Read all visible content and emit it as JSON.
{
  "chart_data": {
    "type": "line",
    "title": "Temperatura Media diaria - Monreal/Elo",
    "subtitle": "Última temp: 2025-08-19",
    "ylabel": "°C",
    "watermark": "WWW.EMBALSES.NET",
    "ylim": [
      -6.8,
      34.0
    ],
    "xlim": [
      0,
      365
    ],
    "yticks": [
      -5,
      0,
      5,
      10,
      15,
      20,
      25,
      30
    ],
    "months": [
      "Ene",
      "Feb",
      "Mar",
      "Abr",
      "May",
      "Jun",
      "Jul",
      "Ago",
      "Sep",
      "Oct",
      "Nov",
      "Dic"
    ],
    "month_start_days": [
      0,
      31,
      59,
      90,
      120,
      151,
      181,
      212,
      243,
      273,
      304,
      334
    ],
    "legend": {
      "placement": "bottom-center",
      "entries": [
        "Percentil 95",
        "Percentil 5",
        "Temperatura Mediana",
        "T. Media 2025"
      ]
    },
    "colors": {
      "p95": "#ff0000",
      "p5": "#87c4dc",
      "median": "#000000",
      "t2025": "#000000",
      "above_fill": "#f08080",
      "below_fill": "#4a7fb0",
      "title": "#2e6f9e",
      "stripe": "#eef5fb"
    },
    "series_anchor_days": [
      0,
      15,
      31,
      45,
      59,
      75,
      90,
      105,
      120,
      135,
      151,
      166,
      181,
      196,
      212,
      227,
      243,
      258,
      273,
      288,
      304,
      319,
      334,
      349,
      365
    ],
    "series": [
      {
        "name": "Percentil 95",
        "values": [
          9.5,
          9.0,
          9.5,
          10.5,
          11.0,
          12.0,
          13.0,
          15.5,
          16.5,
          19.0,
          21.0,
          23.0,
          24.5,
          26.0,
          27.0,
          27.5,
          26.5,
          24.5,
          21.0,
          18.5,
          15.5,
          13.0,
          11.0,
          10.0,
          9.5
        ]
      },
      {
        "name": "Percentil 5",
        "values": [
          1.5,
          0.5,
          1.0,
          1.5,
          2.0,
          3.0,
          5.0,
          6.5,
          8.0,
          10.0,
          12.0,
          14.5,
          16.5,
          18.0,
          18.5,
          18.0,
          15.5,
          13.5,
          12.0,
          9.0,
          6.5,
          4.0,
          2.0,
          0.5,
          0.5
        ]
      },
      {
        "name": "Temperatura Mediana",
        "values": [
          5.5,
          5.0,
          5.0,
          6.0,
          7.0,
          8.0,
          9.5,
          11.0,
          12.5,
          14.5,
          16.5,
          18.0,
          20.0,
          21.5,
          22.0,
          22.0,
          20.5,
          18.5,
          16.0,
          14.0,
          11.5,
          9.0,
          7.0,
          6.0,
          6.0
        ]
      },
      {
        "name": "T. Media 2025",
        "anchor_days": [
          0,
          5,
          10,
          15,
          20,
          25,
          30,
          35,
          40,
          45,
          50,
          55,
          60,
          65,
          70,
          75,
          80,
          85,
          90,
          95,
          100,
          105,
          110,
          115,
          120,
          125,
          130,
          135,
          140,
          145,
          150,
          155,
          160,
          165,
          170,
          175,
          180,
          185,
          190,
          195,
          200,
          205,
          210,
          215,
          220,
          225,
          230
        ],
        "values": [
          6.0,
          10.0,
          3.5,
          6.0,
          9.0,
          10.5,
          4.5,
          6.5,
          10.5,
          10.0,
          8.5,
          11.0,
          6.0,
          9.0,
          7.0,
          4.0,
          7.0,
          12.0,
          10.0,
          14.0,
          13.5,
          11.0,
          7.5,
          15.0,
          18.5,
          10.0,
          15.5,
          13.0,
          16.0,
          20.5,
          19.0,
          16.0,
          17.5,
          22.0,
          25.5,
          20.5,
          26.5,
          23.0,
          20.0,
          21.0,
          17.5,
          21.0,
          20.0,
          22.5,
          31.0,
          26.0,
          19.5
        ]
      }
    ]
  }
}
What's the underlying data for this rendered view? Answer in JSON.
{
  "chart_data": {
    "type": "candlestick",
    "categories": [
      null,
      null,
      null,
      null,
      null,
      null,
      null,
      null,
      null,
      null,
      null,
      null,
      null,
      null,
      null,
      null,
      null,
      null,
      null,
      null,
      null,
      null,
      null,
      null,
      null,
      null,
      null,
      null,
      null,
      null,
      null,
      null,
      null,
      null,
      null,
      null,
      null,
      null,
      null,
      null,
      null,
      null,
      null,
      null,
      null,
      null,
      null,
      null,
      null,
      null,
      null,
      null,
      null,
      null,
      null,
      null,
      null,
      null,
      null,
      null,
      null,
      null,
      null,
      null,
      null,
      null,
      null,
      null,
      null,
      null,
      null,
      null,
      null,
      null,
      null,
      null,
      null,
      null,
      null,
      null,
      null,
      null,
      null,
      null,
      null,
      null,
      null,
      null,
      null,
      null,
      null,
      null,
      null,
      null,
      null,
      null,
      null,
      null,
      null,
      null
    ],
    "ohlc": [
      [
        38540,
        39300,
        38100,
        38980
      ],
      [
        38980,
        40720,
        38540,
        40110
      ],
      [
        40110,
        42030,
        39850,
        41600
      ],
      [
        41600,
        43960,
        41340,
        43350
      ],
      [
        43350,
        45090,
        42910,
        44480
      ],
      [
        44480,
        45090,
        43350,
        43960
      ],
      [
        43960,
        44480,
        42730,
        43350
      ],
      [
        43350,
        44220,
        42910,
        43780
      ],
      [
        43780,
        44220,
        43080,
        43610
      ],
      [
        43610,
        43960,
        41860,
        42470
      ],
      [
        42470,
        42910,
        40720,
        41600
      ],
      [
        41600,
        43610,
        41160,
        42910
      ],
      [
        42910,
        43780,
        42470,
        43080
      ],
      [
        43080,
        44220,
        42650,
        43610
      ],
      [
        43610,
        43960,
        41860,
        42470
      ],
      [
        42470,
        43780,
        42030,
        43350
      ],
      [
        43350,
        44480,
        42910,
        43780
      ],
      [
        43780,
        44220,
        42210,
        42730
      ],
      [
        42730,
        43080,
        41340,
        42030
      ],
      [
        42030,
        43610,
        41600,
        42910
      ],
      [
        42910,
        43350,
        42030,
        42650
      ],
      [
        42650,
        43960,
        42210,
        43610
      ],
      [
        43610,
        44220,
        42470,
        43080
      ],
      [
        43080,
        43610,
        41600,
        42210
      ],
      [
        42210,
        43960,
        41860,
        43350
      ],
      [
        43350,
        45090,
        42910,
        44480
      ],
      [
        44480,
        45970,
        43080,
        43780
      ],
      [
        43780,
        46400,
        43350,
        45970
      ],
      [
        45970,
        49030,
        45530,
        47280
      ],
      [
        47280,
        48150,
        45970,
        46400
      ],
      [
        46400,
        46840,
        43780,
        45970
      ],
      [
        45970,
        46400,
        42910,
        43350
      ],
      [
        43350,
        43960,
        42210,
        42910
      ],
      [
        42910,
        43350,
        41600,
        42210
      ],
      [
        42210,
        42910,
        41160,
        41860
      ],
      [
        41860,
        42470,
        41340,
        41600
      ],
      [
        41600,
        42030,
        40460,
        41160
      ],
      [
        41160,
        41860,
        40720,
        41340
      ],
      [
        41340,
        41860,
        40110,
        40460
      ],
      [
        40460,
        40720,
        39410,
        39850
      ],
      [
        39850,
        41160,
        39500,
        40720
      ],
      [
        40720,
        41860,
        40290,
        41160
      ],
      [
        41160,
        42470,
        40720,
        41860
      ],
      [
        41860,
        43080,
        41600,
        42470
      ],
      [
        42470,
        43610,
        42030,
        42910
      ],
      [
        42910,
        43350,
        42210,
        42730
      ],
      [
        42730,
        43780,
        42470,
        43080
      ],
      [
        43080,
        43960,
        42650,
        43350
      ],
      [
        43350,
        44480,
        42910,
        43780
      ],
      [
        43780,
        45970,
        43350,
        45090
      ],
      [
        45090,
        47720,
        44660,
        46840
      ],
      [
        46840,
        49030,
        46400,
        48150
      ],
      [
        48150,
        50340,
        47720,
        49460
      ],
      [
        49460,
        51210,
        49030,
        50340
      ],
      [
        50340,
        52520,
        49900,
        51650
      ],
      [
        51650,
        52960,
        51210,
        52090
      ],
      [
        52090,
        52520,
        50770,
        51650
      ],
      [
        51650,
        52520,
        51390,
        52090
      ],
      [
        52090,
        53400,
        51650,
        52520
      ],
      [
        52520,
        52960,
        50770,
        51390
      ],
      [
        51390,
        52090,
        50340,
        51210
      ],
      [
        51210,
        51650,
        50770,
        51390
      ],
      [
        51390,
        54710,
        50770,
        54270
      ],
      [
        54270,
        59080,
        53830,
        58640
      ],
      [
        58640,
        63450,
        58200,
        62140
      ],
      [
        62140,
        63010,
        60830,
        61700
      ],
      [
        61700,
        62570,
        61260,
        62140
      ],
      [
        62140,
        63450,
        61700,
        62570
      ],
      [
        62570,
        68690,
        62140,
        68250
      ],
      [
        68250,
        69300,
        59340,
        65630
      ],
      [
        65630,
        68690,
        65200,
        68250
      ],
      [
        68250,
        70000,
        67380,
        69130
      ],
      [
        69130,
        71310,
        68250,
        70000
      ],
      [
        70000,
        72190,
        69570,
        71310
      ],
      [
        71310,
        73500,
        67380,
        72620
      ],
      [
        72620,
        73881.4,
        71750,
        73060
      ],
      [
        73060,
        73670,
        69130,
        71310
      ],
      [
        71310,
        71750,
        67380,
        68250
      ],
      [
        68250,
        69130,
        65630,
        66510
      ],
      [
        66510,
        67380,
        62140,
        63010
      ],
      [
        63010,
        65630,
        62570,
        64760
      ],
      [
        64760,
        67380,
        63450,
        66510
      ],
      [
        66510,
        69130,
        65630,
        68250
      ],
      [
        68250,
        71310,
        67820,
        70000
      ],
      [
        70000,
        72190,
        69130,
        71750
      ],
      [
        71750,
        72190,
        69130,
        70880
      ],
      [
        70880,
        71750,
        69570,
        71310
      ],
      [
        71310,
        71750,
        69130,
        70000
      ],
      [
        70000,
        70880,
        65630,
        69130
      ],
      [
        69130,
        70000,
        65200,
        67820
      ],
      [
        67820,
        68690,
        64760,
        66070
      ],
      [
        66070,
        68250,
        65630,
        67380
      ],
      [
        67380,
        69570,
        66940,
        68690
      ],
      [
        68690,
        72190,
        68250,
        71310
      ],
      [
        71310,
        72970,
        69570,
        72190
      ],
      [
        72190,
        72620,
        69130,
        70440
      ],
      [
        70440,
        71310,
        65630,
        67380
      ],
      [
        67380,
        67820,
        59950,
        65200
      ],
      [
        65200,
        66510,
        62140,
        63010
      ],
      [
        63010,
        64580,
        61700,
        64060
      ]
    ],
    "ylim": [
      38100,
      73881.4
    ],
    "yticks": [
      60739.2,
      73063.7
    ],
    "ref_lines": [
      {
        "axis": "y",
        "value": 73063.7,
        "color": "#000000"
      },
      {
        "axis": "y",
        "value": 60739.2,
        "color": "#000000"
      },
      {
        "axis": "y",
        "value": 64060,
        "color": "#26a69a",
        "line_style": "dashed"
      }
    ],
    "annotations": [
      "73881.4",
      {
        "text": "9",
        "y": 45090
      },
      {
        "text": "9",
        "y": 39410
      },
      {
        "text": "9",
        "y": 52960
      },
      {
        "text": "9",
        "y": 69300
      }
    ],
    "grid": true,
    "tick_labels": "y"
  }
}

*WHAT YOU WILL DO*. Every line holding "Percentil" should be copied out.

*RESULT BELOW*.
        "Percentil 95",
        "Percentil 5",
        "name": "Percentil 95",
        "name": "Percentil 5",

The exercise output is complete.